-- Supplied data start --

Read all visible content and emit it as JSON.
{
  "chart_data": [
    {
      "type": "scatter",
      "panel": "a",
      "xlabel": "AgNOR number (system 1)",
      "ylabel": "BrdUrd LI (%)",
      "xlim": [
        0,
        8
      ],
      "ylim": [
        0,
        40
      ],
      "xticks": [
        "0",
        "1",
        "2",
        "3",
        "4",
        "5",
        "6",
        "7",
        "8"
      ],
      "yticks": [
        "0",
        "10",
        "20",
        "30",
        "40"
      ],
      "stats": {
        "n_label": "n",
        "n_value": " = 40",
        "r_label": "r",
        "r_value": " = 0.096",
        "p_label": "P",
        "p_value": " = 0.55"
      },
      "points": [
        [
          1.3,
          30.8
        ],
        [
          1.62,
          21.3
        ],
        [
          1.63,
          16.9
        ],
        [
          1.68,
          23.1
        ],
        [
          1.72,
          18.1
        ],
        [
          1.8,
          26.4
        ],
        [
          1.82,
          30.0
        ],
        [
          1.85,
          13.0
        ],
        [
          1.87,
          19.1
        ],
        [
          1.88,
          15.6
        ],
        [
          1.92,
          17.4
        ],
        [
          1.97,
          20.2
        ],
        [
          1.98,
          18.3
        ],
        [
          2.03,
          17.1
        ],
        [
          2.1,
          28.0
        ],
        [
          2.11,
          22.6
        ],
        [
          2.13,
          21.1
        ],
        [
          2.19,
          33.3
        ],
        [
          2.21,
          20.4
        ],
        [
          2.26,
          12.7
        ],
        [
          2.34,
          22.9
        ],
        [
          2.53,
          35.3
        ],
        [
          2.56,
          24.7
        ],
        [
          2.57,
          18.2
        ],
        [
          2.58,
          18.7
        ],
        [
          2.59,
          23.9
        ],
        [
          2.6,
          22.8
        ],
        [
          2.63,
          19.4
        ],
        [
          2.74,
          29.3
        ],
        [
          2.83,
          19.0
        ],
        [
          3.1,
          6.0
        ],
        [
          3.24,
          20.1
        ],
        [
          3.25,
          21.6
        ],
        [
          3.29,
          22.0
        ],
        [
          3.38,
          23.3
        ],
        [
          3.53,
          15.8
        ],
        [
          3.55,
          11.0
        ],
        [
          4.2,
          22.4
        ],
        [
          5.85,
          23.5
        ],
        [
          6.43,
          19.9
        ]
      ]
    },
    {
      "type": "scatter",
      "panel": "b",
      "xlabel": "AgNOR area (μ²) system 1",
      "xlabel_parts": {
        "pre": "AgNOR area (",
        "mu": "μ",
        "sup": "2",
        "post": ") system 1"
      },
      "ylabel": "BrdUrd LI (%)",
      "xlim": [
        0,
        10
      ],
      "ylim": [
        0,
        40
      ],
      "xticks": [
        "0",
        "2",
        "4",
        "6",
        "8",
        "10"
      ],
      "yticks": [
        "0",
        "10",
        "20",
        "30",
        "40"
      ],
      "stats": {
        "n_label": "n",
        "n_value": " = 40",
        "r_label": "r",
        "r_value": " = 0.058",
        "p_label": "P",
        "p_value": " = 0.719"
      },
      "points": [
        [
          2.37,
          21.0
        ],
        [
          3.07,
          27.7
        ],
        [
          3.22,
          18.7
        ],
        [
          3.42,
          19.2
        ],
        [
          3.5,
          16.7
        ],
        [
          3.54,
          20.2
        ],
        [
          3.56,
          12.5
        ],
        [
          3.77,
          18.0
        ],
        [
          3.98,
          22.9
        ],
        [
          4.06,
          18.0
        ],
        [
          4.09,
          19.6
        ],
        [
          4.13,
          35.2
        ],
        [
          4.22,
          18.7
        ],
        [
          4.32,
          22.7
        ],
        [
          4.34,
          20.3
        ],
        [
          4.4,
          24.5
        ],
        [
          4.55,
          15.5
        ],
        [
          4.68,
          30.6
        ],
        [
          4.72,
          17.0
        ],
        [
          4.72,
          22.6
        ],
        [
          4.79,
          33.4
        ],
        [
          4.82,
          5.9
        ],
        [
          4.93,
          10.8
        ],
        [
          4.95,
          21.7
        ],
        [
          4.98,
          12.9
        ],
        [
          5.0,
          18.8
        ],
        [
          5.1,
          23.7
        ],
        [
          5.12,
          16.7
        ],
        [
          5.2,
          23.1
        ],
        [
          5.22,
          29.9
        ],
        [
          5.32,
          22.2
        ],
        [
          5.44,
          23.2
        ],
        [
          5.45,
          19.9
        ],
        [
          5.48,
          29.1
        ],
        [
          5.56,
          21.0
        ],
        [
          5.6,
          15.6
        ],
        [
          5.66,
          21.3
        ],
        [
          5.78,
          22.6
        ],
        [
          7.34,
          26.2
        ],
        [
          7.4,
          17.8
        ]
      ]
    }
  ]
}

-- Supplied data end --

From the data above, copy each line where the string "system" appears.

      "xlabel": "AgNOR number (system 1)",
      "xlabel": "AgNOR area (μ²) system 1",
        "post": ") system 1"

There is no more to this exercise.